* _Collected data entries_
┄┄┄┄┄┄┄┄┄┄┄┄┄┄┄┄┄┄┄┄
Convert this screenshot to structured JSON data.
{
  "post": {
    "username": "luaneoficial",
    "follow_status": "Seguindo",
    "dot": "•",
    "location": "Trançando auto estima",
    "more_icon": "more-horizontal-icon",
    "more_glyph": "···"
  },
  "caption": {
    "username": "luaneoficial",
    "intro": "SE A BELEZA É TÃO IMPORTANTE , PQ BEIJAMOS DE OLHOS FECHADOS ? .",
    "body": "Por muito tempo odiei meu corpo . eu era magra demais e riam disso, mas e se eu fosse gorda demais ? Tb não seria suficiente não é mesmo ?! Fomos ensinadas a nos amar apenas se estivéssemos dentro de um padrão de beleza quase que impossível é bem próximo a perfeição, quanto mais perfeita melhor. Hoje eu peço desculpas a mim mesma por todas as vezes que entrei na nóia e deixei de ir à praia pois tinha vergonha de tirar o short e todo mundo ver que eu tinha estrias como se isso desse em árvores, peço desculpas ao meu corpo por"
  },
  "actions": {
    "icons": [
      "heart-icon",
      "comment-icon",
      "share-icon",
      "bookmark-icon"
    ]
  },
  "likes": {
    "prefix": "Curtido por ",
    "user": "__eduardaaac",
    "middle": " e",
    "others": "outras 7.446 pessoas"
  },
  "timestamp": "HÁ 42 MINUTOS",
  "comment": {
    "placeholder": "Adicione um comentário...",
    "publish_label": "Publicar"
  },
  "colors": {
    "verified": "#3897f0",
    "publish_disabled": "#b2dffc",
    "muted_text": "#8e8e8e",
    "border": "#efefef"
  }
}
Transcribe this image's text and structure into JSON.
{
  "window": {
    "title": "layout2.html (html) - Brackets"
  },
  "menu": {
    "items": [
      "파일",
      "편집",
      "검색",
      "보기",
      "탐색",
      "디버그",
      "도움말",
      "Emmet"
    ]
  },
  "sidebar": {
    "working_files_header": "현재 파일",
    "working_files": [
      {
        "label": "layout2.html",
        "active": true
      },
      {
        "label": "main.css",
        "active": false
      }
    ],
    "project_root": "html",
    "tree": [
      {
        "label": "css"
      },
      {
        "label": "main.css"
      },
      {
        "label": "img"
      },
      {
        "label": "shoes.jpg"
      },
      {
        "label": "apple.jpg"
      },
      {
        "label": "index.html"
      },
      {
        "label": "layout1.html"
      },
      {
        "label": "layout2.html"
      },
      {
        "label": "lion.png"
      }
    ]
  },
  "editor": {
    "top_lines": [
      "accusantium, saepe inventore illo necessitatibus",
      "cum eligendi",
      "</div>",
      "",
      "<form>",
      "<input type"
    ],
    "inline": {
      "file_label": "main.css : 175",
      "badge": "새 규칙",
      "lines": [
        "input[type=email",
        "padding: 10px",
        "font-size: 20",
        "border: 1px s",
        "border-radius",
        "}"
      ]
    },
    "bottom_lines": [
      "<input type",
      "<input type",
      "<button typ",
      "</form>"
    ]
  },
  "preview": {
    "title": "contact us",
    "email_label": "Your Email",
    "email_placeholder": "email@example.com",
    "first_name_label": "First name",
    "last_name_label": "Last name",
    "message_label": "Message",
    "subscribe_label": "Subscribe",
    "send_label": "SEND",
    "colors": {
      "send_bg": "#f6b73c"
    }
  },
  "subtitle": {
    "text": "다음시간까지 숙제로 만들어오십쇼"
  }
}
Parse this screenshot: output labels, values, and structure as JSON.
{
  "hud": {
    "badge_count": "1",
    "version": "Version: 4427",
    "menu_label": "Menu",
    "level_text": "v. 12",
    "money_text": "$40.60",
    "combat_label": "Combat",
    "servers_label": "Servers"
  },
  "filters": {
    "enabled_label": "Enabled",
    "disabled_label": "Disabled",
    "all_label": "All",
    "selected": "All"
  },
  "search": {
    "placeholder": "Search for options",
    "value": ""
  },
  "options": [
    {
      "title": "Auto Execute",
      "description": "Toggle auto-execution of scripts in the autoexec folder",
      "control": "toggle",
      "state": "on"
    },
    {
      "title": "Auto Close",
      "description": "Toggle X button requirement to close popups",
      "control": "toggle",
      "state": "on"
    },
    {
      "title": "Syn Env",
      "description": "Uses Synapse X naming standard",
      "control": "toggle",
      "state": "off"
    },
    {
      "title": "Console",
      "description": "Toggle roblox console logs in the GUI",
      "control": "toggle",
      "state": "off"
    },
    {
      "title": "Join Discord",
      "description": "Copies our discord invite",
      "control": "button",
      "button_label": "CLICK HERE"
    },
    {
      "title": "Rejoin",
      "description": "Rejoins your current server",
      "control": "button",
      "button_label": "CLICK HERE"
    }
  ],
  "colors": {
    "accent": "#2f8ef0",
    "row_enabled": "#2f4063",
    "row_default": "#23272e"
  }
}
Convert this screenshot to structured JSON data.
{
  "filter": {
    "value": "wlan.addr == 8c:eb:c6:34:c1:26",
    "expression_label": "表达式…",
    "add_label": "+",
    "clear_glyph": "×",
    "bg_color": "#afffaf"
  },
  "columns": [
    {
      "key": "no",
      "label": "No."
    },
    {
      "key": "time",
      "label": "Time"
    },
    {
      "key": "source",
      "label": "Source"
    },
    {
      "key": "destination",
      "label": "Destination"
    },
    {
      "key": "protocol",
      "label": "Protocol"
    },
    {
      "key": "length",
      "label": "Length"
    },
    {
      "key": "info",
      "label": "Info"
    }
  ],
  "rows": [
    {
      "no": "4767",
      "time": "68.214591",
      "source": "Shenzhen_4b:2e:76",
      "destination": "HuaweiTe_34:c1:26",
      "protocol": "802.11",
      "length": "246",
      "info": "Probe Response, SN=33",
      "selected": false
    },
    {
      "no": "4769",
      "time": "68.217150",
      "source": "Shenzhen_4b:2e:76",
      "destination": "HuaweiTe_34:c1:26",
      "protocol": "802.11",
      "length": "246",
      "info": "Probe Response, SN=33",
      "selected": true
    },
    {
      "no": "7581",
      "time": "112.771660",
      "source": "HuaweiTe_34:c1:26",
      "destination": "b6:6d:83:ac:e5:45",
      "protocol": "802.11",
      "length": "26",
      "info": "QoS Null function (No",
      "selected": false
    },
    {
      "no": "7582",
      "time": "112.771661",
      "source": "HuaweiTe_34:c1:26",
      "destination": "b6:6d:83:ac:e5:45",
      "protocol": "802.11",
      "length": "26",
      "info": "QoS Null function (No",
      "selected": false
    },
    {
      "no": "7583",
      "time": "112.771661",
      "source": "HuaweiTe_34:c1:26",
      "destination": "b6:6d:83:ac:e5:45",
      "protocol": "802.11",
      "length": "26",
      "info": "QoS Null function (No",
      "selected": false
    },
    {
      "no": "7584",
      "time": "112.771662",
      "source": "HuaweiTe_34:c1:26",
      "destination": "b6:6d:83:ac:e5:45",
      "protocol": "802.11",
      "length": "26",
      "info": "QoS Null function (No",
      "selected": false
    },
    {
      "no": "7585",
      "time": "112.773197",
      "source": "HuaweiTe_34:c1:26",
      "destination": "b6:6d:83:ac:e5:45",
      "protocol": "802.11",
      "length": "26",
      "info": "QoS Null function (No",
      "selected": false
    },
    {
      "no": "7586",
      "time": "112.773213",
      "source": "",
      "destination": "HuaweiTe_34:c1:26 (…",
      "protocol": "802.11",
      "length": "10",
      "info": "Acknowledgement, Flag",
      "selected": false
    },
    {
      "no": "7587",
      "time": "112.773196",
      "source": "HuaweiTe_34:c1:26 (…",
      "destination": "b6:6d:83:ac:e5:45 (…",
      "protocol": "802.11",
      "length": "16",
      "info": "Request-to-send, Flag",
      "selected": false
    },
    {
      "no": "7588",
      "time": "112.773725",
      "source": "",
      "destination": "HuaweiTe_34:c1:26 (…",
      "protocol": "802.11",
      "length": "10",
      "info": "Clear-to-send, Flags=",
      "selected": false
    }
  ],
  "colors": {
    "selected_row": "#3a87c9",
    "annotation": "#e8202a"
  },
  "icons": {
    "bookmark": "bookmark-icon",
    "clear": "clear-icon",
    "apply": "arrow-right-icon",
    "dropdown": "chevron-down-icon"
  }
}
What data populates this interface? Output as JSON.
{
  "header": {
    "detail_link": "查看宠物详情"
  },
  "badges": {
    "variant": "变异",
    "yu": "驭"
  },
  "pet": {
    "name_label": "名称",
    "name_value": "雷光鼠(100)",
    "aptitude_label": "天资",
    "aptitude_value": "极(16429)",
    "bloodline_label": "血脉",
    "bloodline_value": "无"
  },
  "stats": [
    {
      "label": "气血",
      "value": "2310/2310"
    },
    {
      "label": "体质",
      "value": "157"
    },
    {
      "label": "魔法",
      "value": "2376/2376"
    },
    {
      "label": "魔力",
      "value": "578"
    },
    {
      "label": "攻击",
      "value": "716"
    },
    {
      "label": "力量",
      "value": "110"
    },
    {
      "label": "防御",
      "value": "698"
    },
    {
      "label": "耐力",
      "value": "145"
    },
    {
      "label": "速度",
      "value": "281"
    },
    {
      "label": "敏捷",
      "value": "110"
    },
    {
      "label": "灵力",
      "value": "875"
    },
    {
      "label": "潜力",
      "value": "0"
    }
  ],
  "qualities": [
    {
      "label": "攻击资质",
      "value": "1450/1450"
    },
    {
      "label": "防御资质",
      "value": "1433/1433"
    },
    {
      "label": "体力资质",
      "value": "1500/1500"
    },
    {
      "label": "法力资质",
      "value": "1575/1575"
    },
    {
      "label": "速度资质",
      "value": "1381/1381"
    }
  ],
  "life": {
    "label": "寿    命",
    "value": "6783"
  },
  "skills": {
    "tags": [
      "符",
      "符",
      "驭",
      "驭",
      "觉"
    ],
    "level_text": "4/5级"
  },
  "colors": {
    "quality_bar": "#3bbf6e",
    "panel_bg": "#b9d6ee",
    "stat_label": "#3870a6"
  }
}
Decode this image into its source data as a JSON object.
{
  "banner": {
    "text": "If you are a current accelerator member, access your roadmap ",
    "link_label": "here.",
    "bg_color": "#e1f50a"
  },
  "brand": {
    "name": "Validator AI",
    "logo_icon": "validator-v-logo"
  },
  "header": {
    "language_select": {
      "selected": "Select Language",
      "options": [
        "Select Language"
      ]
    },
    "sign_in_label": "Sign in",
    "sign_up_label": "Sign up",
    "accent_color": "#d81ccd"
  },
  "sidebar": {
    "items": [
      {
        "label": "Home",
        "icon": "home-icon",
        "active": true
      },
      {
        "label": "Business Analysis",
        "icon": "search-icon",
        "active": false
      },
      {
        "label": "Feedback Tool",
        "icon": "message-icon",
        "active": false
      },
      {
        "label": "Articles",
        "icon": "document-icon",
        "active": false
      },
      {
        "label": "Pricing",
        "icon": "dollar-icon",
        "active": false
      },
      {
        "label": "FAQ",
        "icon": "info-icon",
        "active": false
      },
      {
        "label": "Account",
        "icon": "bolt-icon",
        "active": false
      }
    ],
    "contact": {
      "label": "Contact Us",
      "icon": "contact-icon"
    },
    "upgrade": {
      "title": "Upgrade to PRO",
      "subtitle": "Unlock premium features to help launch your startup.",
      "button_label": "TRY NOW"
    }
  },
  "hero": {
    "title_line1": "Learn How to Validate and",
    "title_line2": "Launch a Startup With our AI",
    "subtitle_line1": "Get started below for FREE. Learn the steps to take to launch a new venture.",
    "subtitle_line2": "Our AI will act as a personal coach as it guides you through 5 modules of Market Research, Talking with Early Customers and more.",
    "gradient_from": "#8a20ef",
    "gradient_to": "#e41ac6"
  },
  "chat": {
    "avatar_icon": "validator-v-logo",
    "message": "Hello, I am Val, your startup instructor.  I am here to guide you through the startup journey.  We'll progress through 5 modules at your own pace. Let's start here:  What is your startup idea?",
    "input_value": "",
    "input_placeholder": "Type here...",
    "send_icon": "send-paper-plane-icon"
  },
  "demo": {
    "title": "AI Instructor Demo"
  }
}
┄┄┄┄┄┄┄┄┄┄┄┄┄┄┄┄┄┄┄┄
* _WORK INSTRUCTIONS_
Pull out every line of the entries that includes the word "options".

* _OUTPUT BELOW_
    "placeholder": "Search for options",
  "options": [
      "options": [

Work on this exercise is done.